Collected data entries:
>>>>
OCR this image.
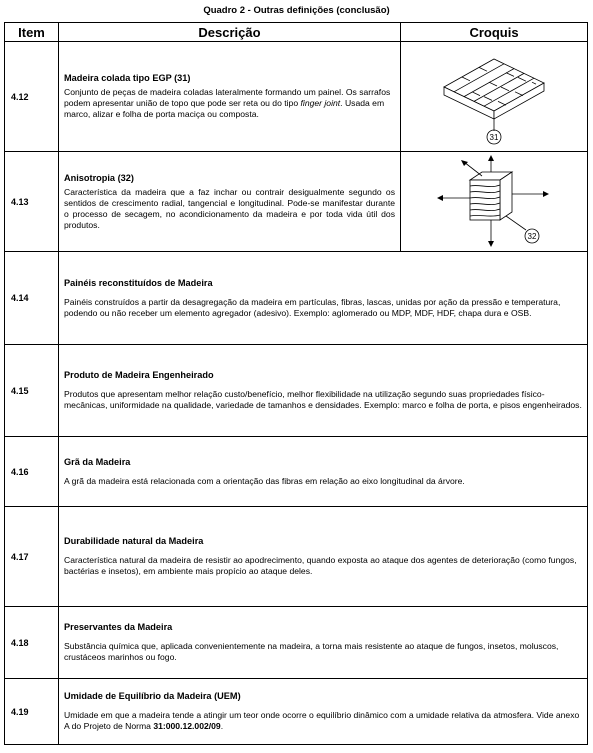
Quadro 2 - Outras definições (conclusão)
Item	Descrição	Croquis
4.12	Madeira colada tipo EGP (31)
Conjunto de peças de madeira coladas lateralmente formando um painel. Os sarrafos podem apresentar união de topo que pode ser reta ou do tipo finger joint. Usada em marco, alizar e folha de porta maciça ou composta.	31

4.13	Anisotropia (32)
Característica da madeira que a faz inchar ou contrair desigualmente segundo os sentidos de crescimento radial, tangencial e longitudinal. Pode-se manifestar durante o processo de secagem, no acondicionamento da madeira e por toda vida útil dos produtos.	32

4.14	Painéis reconstituídos de Madeira
Painéis construídos a partir da desagregação da madeira em partículas, fibras, lascas, unidas por ação da pressão e temperatura, podendo ou não receber um elemento agregador (adesivo). Exemplo: aglomerado ou MDP, MDF, HDF, chapa dura e OSB.	

4.15	Produto de Madeira Engenheirado
Produtos que apresentam melhor relação custo/benefício, melhor flexibilidade na utilização segundo suas propriedades físico-mecânicas, uniformidade na qualidade, variedade de tamanhos e densidades. Exemplo: marco e folha de porta, e pisos engenheirados.	

4.16	Grã da Madeira
A grã da madeira está relacionada com a orientação das fibras em relação ao eixo longitudinal da árvore.	

4.17	Durabilidade natural da Madeira
Característica natural da madeira de resistir ao apodrecimento, quando exposta ao ataque dos agentes de deterioração (como fungos, bactérias e insetos), em ambiente mais propício ao ataque deles.	

4.18	Preservantes da Madeira
Substância química que, aplicada convenientemente na madeira, a torna mais resistente ao ataque de fungos, insetos, moluscos, crustáceos marinhos ou fogo.	

4.19	Umidade de Equilíbrio da Madeira (UEM)
Umidade em que a madeira tende a atingir um teor onde ocorre o equilíbrio dinâmico com a umidade relativa da atmosfera. Vide anexo A do Projeto de Norma 31:000.12.002/09.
<<<<
__GIVEN TASK__:
In the entries above, find every line with the word "Exemplo" and list it.

__ANSWER__:
Painéis construídos a partir da desagregação da madeira em partículas, fibras, lascas, unidas por ação da pressão e temperatura, podendo ou não receber um elemento agregador (adesivo). Exemplo: aglomerado ou MDP, MDF, HDF, chapa dura e OSB.	
Produtos que apresentam melhor relação custo/benefício, melhor flexibilidade na utilização segundo suas propriedades físico-mecânicas, uniformidade na qualidade, variedade de tamanhos e densidades. Exemplo: marco e folha de porta, e pisos engenheirados.	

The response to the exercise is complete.